##### Records to process

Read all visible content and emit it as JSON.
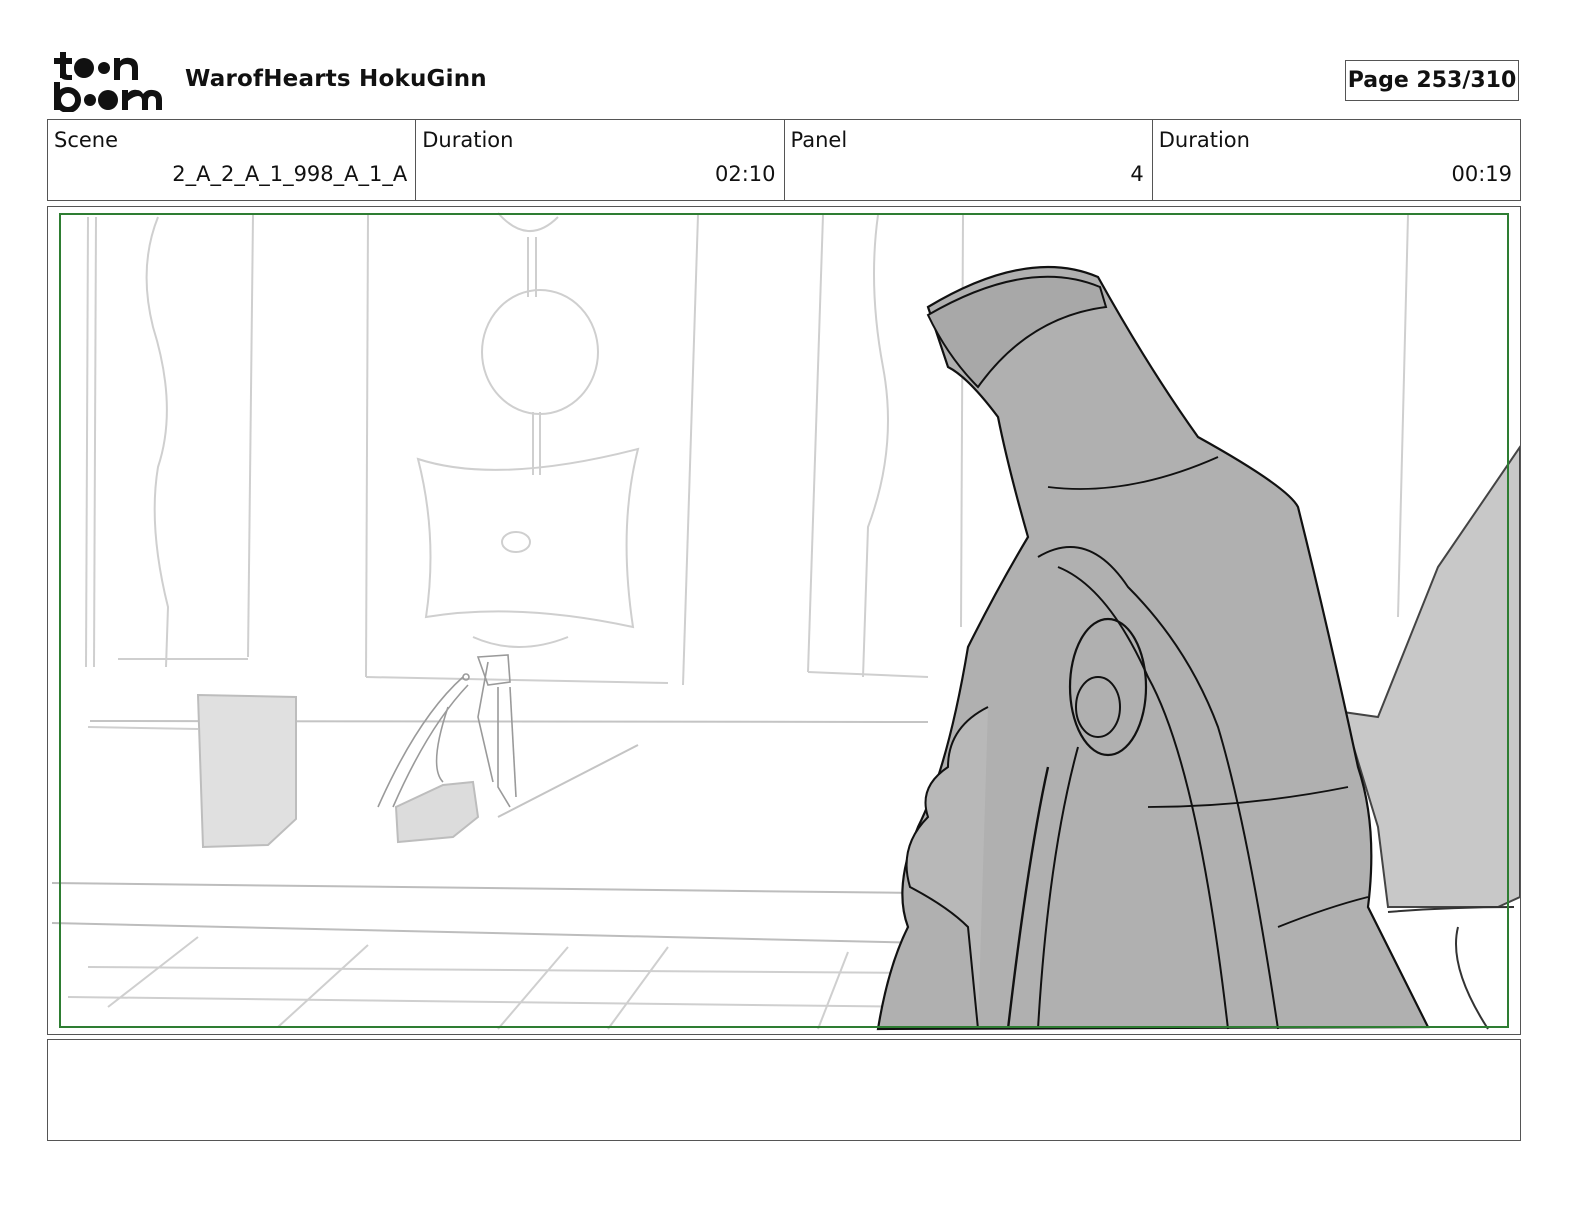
{
  "header": {
    "logo_alt": "toon boom",
    "project_title": "WarofHearts HokuGinn",
    "page": "Page 253/310"
  },
  "info": {
    "scene_label": "Scene",
    "scene_value": "2_A_2_A_1_998_A_1_A",
    "scene_duration_label": "Duration",
    "scene_duration_value": "02:10",
    "panel_label": "Panel",
    "panel_value": "4",
    "panel_duration_label": "Duration",
    "panel_duration_value": "00:19"
  },
  "colors": {
    "safe_frame": "#2e7d32",
    "sketch_light": "#cfcfcf",
    "fill_gray": "#b0b0b0"
  }
}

##########

Restate each entry word for word, please, but drop any images it holds.

* Final answer:
Read all visible content and emit it as JSON.
{
  "header": {
    "logo_alt": "toon boom",
    "project_title": "WarofHearts HokuGinn",
    "page": "Page 253/310"
  },
  "info": {
    "scene_label": "Scene",
    "scene_value": "2_A_2_A_1_998_A_1_A",
    "scene_duration_label": "Duration",
    "scene_duration_value": "02:10",
    "panel_label": "Panel",
    "panel_value": "4",
    "panel_duration_label": "Duration",
    "panel_duration_value": "00:19"
  },
  "colors": {
    "safe_frame": "#2e7d32",
    "sketch_light": "#cfcfcf",
    "fill_gray": "#b0b0b0"
  }
}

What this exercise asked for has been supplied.